Sección del documento ▸
- - -
El tener que dedicar una gran parte del día a proporcionar estos cuidados, puede llegar a tener un gran impacto en la salud de la persona cuidadora, y presentarse cambios físicos, psicológicos y sociales al asumir una labor para la que en ocasiones no se está suficientemente preparado. Las personas cuidadoras pueden sentir cansancio, molestias musculares, dolor de cabeza, alteraciones digestivas, cambios en su estado de ánimo, ansiedad, problemas de sueño o que empeoren problemas de salud previos. En ocasiones se modifican sus relaciones personales o familiares, se presta una menor atención al propio cuidado, se tienen sentimientos encontrados, preocupación y se reflexiona sobre los valores de la vida.

Si usted cuida a una persona que necesita atención constante y nota alguno de los cambios que se citan a continuación, puede pedir consejo a los profesionales de su Centro de Salud:

 Inicio o incremento del consumo de alcohol, tabaco, sustancias excitantes u otras drogas.

 Consumo de medicaciones o sustancias no indicadas por un profesional sanitario.

 Sensación de cansancio todo el día, dificultad para dormir, sueño poco reparador o alteraciones del apetito.

 Cambios frecuentes del humor y del estado de ánimo.

 Dejar de salir y de relacionarse con otras personas.

Sin embargo, cuando el proporcionar cuidados a una persona cercana se asume y se entiende como una labor útil y gratificante, los cambios que pueden producirse llegan a proporcionan efectos beneficiosos en el cuidador como por ejemplo, dar valor a las pequeñas cosas de la vida, ver como se incrementa su autoestima, se comparte el tiempo y se disfruta de la compañía de una persona querida, se adquieren habilidades para cuidarse uno mismo mejor, se puede transmitir el aprendizaje de los cuidados a otros, y se siente el apoyo de otras personas del entorno. Es decir, se experimentan emociones positivas.
- - -
Enunciado A ▸
Resuma en dos oraciones el texto sobre la salud de las personas cuidadoras.
Enunciado B ▸
Retome el texto sobre la salud de las personas cuidadoras y continúelo a partir de su última oración.
- - -
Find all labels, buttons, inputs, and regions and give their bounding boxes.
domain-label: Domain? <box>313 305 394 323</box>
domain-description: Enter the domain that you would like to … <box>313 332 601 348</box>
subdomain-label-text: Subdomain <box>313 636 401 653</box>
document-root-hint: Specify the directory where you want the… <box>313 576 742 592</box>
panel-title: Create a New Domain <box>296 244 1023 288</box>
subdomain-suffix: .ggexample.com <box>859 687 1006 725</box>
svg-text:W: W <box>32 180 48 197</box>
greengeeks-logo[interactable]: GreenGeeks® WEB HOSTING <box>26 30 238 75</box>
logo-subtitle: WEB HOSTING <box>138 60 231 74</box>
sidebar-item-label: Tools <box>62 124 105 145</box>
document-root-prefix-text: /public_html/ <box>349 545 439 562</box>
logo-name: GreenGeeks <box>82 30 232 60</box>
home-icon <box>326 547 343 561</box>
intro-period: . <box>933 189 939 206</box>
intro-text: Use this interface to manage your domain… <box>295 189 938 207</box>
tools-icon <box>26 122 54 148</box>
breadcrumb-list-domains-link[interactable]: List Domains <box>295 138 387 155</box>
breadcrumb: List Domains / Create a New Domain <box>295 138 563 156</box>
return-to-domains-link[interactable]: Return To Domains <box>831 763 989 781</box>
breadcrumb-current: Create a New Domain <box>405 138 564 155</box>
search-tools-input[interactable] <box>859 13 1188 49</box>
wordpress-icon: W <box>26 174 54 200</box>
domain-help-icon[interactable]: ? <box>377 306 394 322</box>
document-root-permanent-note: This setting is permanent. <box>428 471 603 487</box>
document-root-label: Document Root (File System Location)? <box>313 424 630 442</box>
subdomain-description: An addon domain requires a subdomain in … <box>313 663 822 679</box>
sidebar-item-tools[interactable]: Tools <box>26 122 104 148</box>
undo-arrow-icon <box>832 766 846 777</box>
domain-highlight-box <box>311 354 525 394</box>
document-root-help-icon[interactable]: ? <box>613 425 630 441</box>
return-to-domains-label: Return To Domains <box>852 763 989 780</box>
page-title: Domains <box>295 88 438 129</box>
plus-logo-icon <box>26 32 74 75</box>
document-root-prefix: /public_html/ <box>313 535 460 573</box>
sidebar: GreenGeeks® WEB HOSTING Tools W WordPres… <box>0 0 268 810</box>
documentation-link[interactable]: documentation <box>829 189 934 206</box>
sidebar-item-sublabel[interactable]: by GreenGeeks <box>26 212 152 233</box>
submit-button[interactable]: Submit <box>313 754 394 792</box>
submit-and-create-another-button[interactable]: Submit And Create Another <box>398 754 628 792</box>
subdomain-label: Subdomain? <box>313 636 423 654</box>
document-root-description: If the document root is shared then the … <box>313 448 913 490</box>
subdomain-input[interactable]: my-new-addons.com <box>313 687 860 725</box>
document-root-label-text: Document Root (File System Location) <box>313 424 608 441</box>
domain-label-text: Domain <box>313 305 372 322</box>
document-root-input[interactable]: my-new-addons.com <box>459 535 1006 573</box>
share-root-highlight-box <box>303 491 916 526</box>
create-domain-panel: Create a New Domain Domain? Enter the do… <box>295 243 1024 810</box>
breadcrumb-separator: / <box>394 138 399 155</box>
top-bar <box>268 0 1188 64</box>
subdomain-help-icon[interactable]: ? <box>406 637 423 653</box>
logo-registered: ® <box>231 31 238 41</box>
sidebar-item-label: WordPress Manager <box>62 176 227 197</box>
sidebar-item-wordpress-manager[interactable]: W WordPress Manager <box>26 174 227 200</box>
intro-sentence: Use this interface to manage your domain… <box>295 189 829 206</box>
- - -
Respuesta A ▸
Dedicar gran parte del día a cuidar a otra persona puede afectar la salud física, psicológica y social de quien cuida, con molestias como cansancio, ansiedad o problemas de sueño. Ante cambios como el aumento del consumo de alcohol o tabaco, los cambios de humor o el aislamiento se puede pedir consejo al Centro de Salud, aunque cuando el cuidado se entiende como una labor útil y gratificante también aporta efectos beneficiosos, como mayor autoestima, nuevas habilidades de autocuidado y emociones positivas.

Respuesta B ▸
Para ayudar a conseguir el bienestar de los cuidadores de personas que necesitan una atención constante, existen una serie de sencillas recomendaciones como:

•Cuide y dedique tiempo a su aspecto personal, se sentirá más a gusto consigo mismo

•Aliméntese bien, ya que una dieta saludable repartida en cuatro o cinco comidas, 5 a 8 vasos de agua y hacer de la hora de la comida un momento de descanso, le ayudará a reponer fuerzas.

•Realice actividad física al menos 30 minutos al día, como por ejemplo andar, bailar, montar en bici, nadar o subir las escaleras.

* Mantenga un sueño reparador, acuéstese y levántese a la misma hora, no realice siestas de más de 30 minutos, cene ligero y al menos una hora antes de irse a la cama, evite las bebidas estimulantes, energéticas o alcohólicas y permanezca en la cama el tiempo justo de sueño, no la utilice para trabajar, estudiar o comer.

•Practique una actividad sexual placentera acorde con sus principios. Una buena calidad de vida en este ámbito proporciona bienestar y equilibrio. Los profesionales de la salud, en un marco de confianza y confidencialidad, pueden orientarle a enfocar los problemas sexuales.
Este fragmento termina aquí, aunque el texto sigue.